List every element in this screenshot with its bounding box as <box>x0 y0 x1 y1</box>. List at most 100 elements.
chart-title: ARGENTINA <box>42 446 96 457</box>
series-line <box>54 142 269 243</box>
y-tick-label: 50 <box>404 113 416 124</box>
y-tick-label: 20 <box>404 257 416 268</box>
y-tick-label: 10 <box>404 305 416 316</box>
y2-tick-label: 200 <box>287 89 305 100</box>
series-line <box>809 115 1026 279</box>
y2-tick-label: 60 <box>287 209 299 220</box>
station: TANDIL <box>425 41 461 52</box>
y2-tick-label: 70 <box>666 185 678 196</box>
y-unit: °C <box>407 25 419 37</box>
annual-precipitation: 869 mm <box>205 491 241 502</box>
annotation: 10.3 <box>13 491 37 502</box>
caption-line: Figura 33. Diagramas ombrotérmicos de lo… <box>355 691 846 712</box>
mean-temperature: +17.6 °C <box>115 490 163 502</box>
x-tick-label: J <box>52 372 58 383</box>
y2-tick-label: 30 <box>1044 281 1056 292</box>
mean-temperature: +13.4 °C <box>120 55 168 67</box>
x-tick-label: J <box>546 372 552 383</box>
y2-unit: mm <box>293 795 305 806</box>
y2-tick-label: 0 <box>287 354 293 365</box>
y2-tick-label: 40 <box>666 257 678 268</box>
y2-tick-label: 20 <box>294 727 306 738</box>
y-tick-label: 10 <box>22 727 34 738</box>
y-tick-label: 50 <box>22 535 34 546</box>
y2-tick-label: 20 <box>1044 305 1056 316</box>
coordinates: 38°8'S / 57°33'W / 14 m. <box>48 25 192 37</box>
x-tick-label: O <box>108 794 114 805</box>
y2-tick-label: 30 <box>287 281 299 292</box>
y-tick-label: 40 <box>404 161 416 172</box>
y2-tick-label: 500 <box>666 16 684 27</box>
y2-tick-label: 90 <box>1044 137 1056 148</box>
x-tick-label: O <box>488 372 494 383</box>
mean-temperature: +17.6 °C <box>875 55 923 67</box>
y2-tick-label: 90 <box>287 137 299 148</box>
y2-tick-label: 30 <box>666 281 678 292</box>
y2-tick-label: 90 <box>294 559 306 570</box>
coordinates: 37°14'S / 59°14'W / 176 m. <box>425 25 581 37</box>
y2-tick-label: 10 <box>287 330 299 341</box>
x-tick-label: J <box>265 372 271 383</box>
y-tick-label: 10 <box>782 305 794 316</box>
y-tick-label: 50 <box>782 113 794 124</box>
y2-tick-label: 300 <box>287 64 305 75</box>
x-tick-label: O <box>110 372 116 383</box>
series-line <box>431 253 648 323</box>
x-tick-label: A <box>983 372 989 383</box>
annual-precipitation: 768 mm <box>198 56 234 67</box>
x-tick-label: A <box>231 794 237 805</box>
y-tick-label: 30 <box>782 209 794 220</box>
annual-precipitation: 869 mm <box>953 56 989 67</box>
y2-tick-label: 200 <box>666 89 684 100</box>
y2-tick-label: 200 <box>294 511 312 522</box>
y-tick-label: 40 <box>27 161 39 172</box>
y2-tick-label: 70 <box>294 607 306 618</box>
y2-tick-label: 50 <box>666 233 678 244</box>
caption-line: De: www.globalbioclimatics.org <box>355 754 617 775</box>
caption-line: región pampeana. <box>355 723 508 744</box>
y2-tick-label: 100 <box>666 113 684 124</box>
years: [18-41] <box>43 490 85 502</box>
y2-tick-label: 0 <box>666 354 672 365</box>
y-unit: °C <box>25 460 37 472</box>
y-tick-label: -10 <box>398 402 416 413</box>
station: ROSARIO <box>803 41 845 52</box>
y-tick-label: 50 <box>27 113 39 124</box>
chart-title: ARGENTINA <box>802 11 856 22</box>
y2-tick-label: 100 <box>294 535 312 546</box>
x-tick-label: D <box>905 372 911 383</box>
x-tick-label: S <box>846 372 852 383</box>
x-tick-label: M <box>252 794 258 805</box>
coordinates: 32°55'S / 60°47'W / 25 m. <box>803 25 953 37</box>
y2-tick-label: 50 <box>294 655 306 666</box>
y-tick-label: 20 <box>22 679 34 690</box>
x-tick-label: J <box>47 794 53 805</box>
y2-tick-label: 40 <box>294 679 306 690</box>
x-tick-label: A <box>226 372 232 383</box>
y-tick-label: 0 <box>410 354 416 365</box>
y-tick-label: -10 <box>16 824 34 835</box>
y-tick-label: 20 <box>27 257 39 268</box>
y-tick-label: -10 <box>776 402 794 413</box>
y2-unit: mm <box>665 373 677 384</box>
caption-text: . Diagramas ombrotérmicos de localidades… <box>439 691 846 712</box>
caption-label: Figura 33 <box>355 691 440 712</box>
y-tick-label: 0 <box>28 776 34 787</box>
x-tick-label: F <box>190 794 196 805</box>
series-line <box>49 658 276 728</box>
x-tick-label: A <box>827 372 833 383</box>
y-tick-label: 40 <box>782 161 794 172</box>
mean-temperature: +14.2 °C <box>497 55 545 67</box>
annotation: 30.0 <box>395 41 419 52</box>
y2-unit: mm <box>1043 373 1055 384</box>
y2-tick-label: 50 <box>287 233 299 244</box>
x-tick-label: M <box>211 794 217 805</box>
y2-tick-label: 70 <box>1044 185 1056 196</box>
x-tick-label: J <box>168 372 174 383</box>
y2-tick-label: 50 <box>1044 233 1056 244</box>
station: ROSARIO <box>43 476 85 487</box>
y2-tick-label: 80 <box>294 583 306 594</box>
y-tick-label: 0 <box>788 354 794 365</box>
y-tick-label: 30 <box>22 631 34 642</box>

== == ==

▸ **Problem details**
Please print the material above again, line for line, without changing anything.

▸ **Task output**
List every element in this screenshot with its bounding box as <box>x0 y0 x1 y1</box>. List at most 100 elements.
chart-title: ARGENTINA <box>42 446 96 457</box>
series-line <box>54 142 269 243</box>
y-tick-label: 50 <box>404 113 416 124</box>
y-tick-label: 20 <box>404 257 416 268</box>
y-tick-label: 10 <box>404 305 416 316</box>
y2-tick-label: 200 <box>287 89 305 100</box>
series-line <box>809 115 1026 279</box>
y2-tick-label: 60 <box>287 209 299 220</box>
station: TANDIL <box>425 41 461 52</box>
y2-tick-label: 70 <box>666 185 678 196</box>
y-unit: °C <box>407 25 419 37</box>
annual-precipitation: 869 mm <box>205 491 241 502</box>
annotation: 10.3 <box>13 491 37 502</box>
caption-line: Figura 33. Diagramas ombrotérmicos de lo… <box>355 691 846 712</box>
mean-temperature: +17.6 °C <box>115 490 163 502</box>
x-tick-label: J <box>52 372 58 383</box>
y2-tick-label: 30 <box>1044 281 1056 292</box>
mean-temperature: +13.4 °C <box>120 55 168 67</box>
x-tick-label: J <box>546 372 552 383</box>
y2-unit: mm <box>293 795 305 806</box>
y2-tick-label: 0 <box>287 354 293 365</box>
y2-tick-label: 40 <box>666 257 678 268</box>
y2-tick-label: 20 <box>294 727 306 738</box>
y-tick-label: 10 <box>22 727 34 738</box>
y-tick-label: 50 <box>22 535 34 546</box>
y2-tick-label: 20 <box>1044 305 1056 316</box>
coordinates: 38°8'S / 57°33'W / 14 m. <box>48 25 192 37</box>
x-tick-label: O <box>108 794 114 805</box>
y2-tick-label: 30 <box>287 281 299 292</box>
y-tick-label: 40 <box>404 161 416 172</box>
y2-tick-label: 500 <box>666 16 684 27</box>
y2-tick-label: 90 <box>1044 137 1056 148</box>
x-tick-label: O <box>488 372 494 383</box>
mean-temperature: +17.6 °C <box>875 55 923 67</box>
y2-tick-label: 90 <box>287 137 299 148</box>
y2-tick-label: 30 <box>666 281 678 292</box>
y2-tick-label: 90 <box>294 559 306 570</box>
coordinates: 37°14'S / 59°14'W / 176 m. <box>425 25 581 37</box>
y2-tick-label: 10 <box>287 330 299 341</box>
x-tick-label: J <box>265 372 271 383</box>
y-tick-label: 10 <box>782 305 794 316</box>
y-tick-label: 50 <box>782 113 794 124</box>
y2-tick-label: 300 <box>287 64 305 75</box>
x-tick-label: O <box>110 372 116 383</box>
series-line <box>431 253 648 323</box>
x-tick-label: A <box>983 372 989 383</box>
annual-precipitation: 768 mm <box>198 56 234 67</box>
x-tick-label: A <box>231 794 237 805</box>
y-tick-label: 30 <box>782 209 794 220</box>
annual-precipitation: 869 mm <box>953 56 989 67</box>
y2-tick-label: 200 <box>666 89 684 100</box>
y2-tick-label: 200 <box>294 511 312 522</box>
y-tick-label: 40 <box>27 161 39 172</box>
y2-tick-label: 70 <box>294 607 306 618</box>
y2-tick-label: 50 <box>666 233 678 244</box>
caption-line: De: www.globalbioclimatics.org <box>355 754 617 775</box>
caption-line: región pampeana. <box>355 723 508 744</box>
y2-tick-label: 100 <box>666 113 684 124</box>
years: [18-41] <box>43 490 85 502</box>
y2-tick-label: 0 <box>666 354 672 365</box>
y-unit: °C <box>25 460 37 472</box>
y-tick-label: -10 <box>398 402 416 413</box>
station: ROSARIO <box>803 41 845 52</box>
y-tick-label: 50 <box>27 113 39 124</box>
chart-title: ARGENTINA <box>802 11 856 22</box>
y2-tick-label: 100 <box>294 535 312 546</box>
x-tick-label: D <box>905 372 911 383</box>
x-tick-label: S <box>846 372 852 383</box>
x-tick-label: M <box>252 794 258 805</box>
coordinates: 32°55'S / 60°47'W / 25 m. <box>803 25 953 37</box>
y2-tick-label: 50 <box>294 655 306 666</box>
y-tick-label: 20 <box>22 679 34 690</box>
x-tick-label: J <box>47 794 53 805</box>
y2-tick-label: 40 <box>294 679 306 690</box>
x-tick-label: A <box>226 372 232 383</box>
y-tick-label: 0 <box>410 354 416 365</box>
y-tick-label: -10 <box>16 824 34 835</box>
y-tick-label: 20 <box>27 257 39 268</box>
y-tick-label: -10 <box>776 402 794 413</box>
y2-unit: mm <box>665 373 677 384</box>
caption-text: . Diagramas ombrotérmicos de localidades… <box>439 691 846 712</box>
caption-label: Figura 33 <box>355 691 440 712</box>
y-tick-label: 0 <box>28 776 34 787</box>
x-tick-label: F <box>190 794 196 805</box>
series-line <box>49 658 276 728</box>
x-tick-label: A <box>827 372 833 383</box>
y-tick-label: 40 <box>782 161 794 172</box>
mean-temperature: +14.2 °C <box>497 55 545 67</box>
annotation: 30.0 <box>395 41 419 52</box>
y2-unit: mm <box>1043 373 1055 384</box>
y2-tick-label: 50 <box>287 233 299 244</box>
x-tick-label: M <box>211 794 217 805</box>
y2-tick-label: 70 <box>1044 185 1056 196</box>
x-tick-label: J <box>168 372 174 383</box>
y2-tick-label: 50 <box>1044 233 1056 244</box>
station: ROSARIO <box>43 476 85 487</box>
y2-tick-label: 80 <box>294 583 306 594</box>
y-tick-label: 0 <box>788 354 794 365</box>
y-tick-label: 30 <box>22 631 34 642</box>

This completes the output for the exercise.